● **Given records**
########

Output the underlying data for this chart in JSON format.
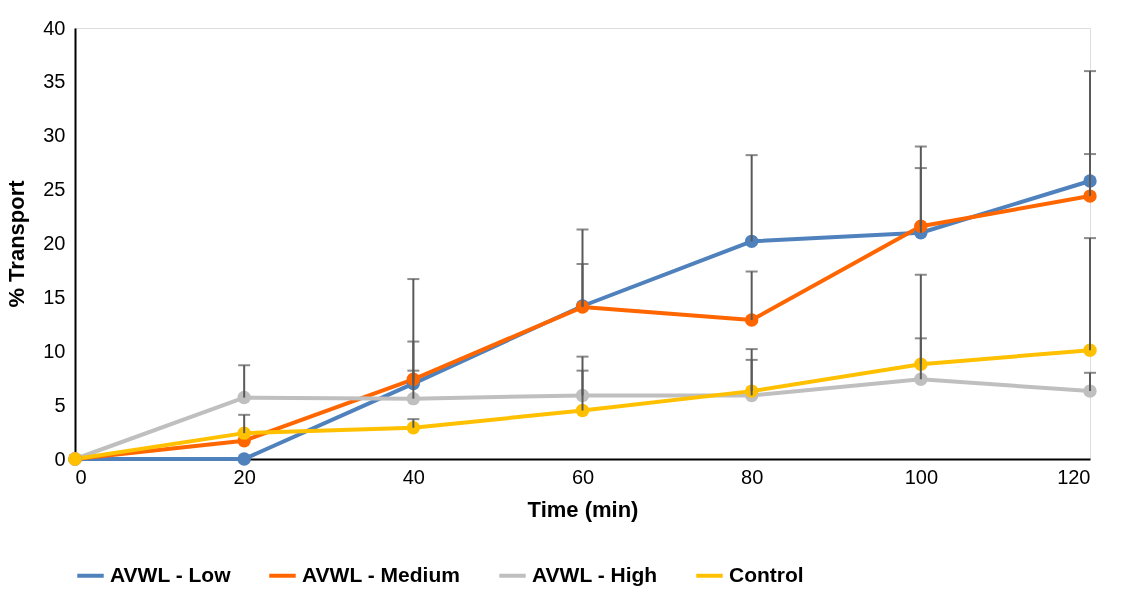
{
  "chart_data": {
    "type": "line",
    "xlabel": "Time (min)",
    "ylabel": "% Transport",
    "x": [
      0,
      20,
      40,
      60,
      80,
      100,
      120
    ],
    "xlim": [
      0,
      120
    ],
    "xticks": [
      0,
      20,
      40,
      60,
      80,
      100,
      120
    ],
    "ylim": [
      0,
      40
    ],
    "yticks": [
      0,
      5,
      10,
      15,
      20,
      25,
      30,
      35,
      40
    ],
    "grid": false,
    "legend": "bottom",
    "marker": "circle",
    "line_style": "solid",
    "series": [
      {
        "name": "AVWL - Low",
        "color": "#4f81bd",
        "values": [
          0,
          0,
          7.0,
          14.2,
          20.2,
          21.0,
          25.8
        ],
        "errors": [
          null,
          null,
          [
            7.0,
            16.7
          ],
          [
            14.2,
            21.3
          ],
          [
            20.2,
            28.2
          ],
          [
            21.0,
            29.0
          ],
          [
            25.8,
            36.0
          ]
        ]
      },
      {
        "name": "AVWL - Medium",
        "color": "#ff6600",
        "values": [
          0,
          1.7,
          7.4,
          14.1,
          12.9,
          21.6,
          24.4
        ],
        "errors": [
          null,
          null,
          [
            7.4,
            10.9
          ],
          [
            14.1,
            18.1
          ],
          [
            12.9,
            17.4
          ],
          [
            21.6,
            27.0
          ],
          [
            24.4,
            28.3
          ]
        ]
      },
      {
        "name": "AVWL - High",
        "color": "#bfbfbf",
        "values": [
          0,
          5.7,
          5.6,
          5.9,
          5.9,
          7.4,
          6.3
        ],
        "errors": [
          null,
          [
            5.7,
            8.7
          ],
          [
            5.6,
            8.2
          ],
          [
            5.9,
            9.5
          ],
          [
            5.9,
            10.2
          ],
          [
            7.4,
            11.2
          ],
          [
            6.3,
            8.0
          ]
        ]
      },
      {
        "name": "Control",
        "color": "#ffc000",
        "values": [
          0,
          2.4,
          2.9,
          4.5,
          6.3,
          8.8,
          10.1
        ],
        "errors": [
          null,
          [
            2.4,
            4.1
          ],
          [
            2.9,
            3.7
          ],
          [
            4.5,
            8.2
          ],
          [
            6.3,
            9.2
          ],
          [
            8.8,
            17.1
          ],
          [
            10.1,
            20.5
          ]
        ]
      }
    ]
  }
}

########

● **Goal**
Reproduce the whole listing word for word, setting aside any pictures.

● **Output of the exercise**
Output the underlying data for this chart in JSON format.
{
  "chart_data": {
    "type": "line",
    "xlabel": "Time (min)",
    "ylabel": "% Transport",
    "x": [
      0,
      20,
      40,
      60,
      80,
      100,
      120
    ],
    "xlim": [
      0,
      120
    ],
    "xticks": [
      0,
      20,
      40,
      60,
      80,
      100,
      120
    ],
    "ylim": [
      0,
      40
    ],
    "yticks": [
      0,
      5,
      10,
      15,
      20,
      25,
      30,
      35,
      40
    ],
    "grid": false,
    "legend": "bottom",
    "marker": "circle",
    "line_style": "solid",
    "series": [
      {
        "name": "AVWL - Low",
        "color": "#4f81bd",
        "values": [
          0,
          0,
          7.0,
          14.2,
          20.2,
          21.0,
          25.8
        ],
        "errors": [
          null,
          null,
          [
            7.0,
            16.7
          ],
          [
            14.2,
            21.3
          ],
          [
            20.2,
            28.2
          ],
          [
            21.0,
            29.0
          ],
          [
            25.8,
            36.0
          ]
        ]
      },
      {
        "name": "AVWL - Medium",
        "color": "#ff6600",
        "values": [
          0,
          1.7,
          7.4,
          14.1,
          12.9,
          21.6,
          24.4
        ],
        "errors": [
          null,
          null,
          [
            7.4,
            10.9
          ],
          [
            14.1,
            18.1
          ],
          [
            12.9,
            17.4
          ],
          [
            21.6,
            27.0
          ],
          [
            24.4,
            28.3
          ]
        ]
      },
      {
        "name": "AVWL - High",
        "color": "#bfbfbf",
        "values": [
          0,
          5.7,
          5.6,
          5.9,
          5.9,
          7.4,
          6.3
        ],
        "errors": [
          null,
          [
            5.7,
            8.7
          ],
          [
            5.6,
            8.2
          ],
          [
            5.9,
            9.5
          ],
          [
            5.9,
            10.2
          ],
          [
            7.4,
            11.2
          ],
          [
            6.3,
            8.0
          ]
        ]
      },
      {
        "name": "Control",
        "color": "#ffc000",
        "values": [
          0,
          2.4,
          2.9,
          4.5,
          6.3,
          8.8,
          10.1
        ],
        "errors": [
          null,
          [
            2.4,
            4.1
          ],
          [
            2.9,
            3.7
          ],
          [
            4.5,
            8.2
          ],
          [
            6.3,
            9.2
          ],
          [
            8.8,
            17.1
          ],
          [
            10.1,
            20.5
          ]
        ]
      }
    ]
  }
}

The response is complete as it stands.